#### [What the task requires]
Below are entries. Pull out all lines containing "this".

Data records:
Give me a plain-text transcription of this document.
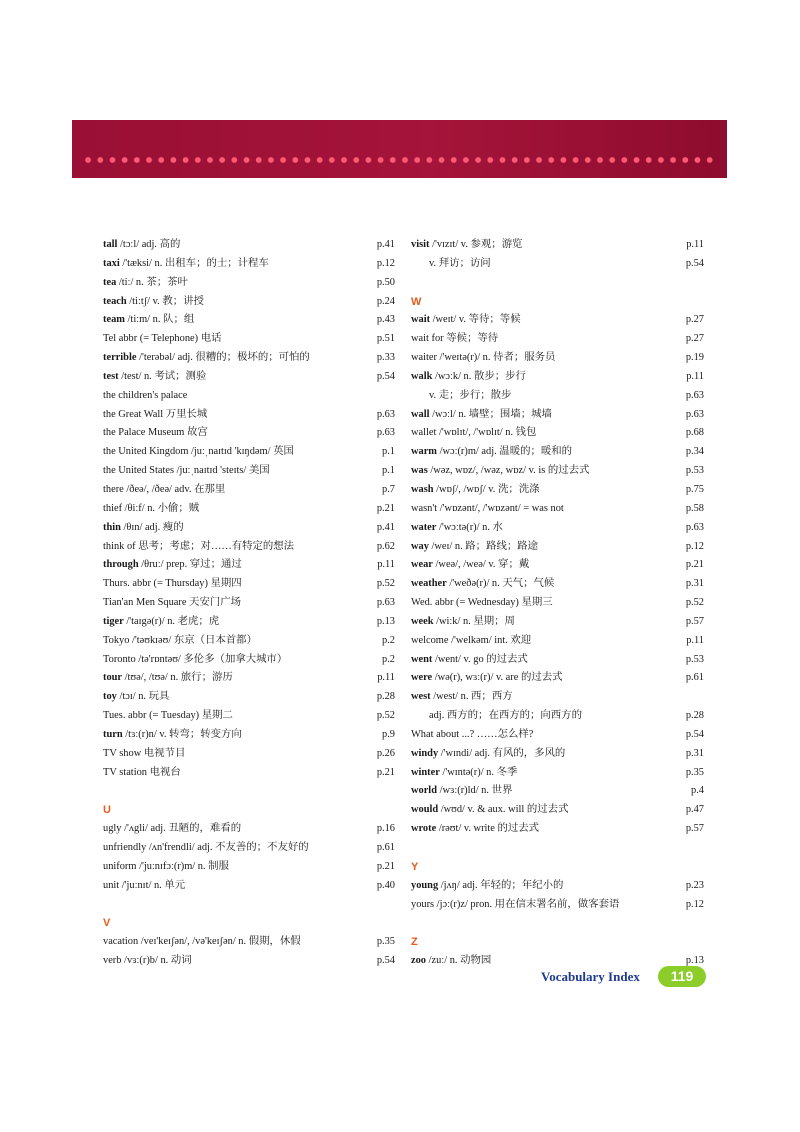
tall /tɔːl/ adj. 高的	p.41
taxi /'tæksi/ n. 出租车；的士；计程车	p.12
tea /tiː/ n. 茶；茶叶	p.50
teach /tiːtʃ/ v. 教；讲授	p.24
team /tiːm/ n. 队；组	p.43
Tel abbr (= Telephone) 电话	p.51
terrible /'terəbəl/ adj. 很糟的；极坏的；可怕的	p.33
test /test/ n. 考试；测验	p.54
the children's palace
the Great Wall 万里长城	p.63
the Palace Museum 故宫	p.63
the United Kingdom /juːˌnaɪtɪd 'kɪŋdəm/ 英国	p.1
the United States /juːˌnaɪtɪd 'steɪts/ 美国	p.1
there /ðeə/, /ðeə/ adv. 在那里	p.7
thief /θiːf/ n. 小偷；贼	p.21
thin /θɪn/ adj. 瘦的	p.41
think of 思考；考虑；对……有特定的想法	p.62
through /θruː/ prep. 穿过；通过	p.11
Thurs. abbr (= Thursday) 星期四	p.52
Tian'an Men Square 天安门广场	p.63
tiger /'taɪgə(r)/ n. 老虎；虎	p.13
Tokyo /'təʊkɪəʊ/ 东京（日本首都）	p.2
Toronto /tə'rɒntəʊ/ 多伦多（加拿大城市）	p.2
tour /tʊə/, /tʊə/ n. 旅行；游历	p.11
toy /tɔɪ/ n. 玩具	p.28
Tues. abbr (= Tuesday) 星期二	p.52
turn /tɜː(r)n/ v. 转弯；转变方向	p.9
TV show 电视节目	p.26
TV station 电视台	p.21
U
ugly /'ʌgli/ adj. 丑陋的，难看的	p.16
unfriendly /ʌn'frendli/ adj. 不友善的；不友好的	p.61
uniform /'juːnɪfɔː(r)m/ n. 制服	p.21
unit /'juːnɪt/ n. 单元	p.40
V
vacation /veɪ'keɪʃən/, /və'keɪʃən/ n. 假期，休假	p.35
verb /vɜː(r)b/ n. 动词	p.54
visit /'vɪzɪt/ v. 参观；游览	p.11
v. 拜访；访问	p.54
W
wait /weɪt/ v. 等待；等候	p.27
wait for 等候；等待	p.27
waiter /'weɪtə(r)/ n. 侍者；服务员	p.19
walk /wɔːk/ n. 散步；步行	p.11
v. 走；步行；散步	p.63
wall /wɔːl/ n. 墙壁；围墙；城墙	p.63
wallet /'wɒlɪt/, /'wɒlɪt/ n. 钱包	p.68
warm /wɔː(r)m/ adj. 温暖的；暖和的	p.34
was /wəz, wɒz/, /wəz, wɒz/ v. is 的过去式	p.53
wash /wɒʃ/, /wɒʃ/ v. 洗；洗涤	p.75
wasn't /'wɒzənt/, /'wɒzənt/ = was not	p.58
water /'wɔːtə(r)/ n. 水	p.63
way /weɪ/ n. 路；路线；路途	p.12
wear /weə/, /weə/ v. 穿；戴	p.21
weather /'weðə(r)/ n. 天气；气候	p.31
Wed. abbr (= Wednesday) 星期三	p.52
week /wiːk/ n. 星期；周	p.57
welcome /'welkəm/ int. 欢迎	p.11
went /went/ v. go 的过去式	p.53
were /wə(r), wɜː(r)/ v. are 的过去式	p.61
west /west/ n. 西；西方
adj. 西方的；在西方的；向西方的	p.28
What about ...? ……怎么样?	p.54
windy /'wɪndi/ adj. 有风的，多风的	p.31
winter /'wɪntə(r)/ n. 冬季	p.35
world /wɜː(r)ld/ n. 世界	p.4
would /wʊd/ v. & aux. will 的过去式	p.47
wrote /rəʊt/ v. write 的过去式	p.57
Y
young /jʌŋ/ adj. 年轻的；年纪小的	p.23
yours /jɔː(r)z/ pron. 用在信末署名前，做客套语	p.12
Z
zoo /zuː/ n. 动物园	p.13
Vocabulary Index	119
==
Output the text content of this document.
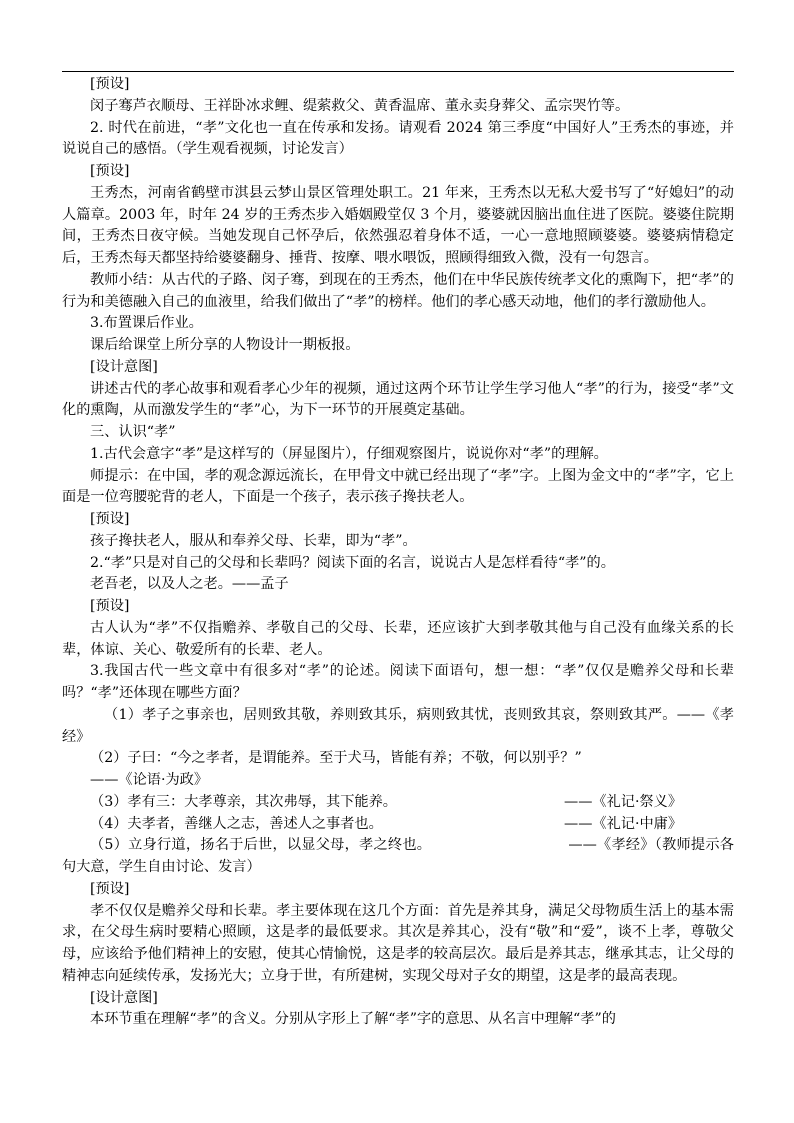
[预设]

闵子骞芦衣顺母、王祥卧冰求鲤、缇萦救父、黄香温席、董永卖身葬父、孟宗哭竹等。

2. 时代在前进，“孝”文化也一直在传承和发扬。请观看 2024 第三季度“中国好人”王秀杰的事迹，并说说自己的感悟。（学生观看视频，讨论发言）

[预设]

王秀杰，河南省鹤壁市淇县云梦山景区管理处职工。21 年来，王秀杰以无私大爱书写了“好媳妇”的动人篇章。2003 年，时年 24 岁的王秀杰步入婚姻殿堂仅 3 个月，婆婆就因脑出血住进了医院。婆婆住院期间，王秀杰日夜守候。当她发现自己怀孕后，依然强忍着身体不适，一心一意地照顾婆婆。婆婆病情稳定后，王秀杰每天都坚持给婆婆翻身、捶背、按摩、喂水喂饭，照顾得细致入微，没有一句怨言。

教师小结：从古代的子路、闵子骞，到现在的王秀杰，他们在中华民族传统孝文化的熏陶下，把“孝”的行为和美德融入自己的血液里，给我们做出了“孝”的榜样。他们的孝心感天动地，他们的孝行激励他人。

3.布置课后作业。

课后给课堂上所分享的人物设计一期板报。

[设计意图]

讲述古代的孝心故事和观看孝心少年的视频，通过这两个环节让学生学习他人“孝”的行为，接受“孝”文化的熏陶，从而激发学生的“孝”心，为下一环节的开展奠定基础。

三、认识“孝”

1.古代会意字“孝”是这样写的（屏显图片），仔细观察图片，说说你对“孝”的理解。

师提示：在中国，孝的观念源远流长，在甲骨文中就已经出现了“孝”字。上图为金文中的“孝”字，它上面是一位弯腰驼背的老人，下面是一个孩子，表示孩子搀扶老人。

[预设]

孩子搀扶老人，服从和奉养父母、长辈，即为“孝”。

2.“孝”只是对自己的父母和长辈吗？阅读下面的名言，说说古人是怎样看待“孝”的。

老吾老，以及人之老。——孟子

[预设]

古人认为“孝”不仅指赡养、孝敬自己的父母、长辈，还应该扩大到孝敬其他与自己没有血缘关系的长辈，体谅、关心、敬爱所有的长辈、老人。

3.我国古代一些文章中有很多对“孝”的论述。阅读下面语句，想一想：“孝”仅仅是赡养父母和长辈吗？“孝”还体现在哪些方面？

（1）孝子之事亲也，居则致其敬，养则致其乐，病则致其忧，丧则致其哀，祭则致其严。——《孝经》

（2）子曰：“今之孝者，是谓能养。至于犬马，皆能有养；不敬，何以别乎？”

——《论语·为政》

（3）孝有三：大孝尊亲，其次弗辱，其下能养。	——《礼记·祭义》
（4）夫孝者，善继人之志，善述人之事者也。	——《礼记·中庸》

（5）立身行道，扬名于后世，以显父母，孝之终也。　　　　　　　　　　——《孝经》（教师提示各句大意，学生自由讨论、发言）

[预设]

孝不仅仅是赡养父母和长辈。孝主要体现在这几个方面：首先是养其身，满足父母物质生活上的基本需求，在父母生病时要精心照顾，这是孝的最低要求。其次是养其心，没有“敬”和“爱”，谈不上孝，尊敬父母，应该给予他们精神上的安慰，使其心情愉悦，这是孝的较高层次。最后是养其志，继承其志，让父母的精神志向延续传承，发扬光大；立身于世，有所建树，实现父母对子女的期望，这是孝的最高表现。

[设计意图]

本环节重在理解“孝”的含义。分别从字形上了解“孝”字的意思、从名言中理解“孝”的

#### [The reply]
Give me a plain-text transcription of this document.
Output the text content of this document.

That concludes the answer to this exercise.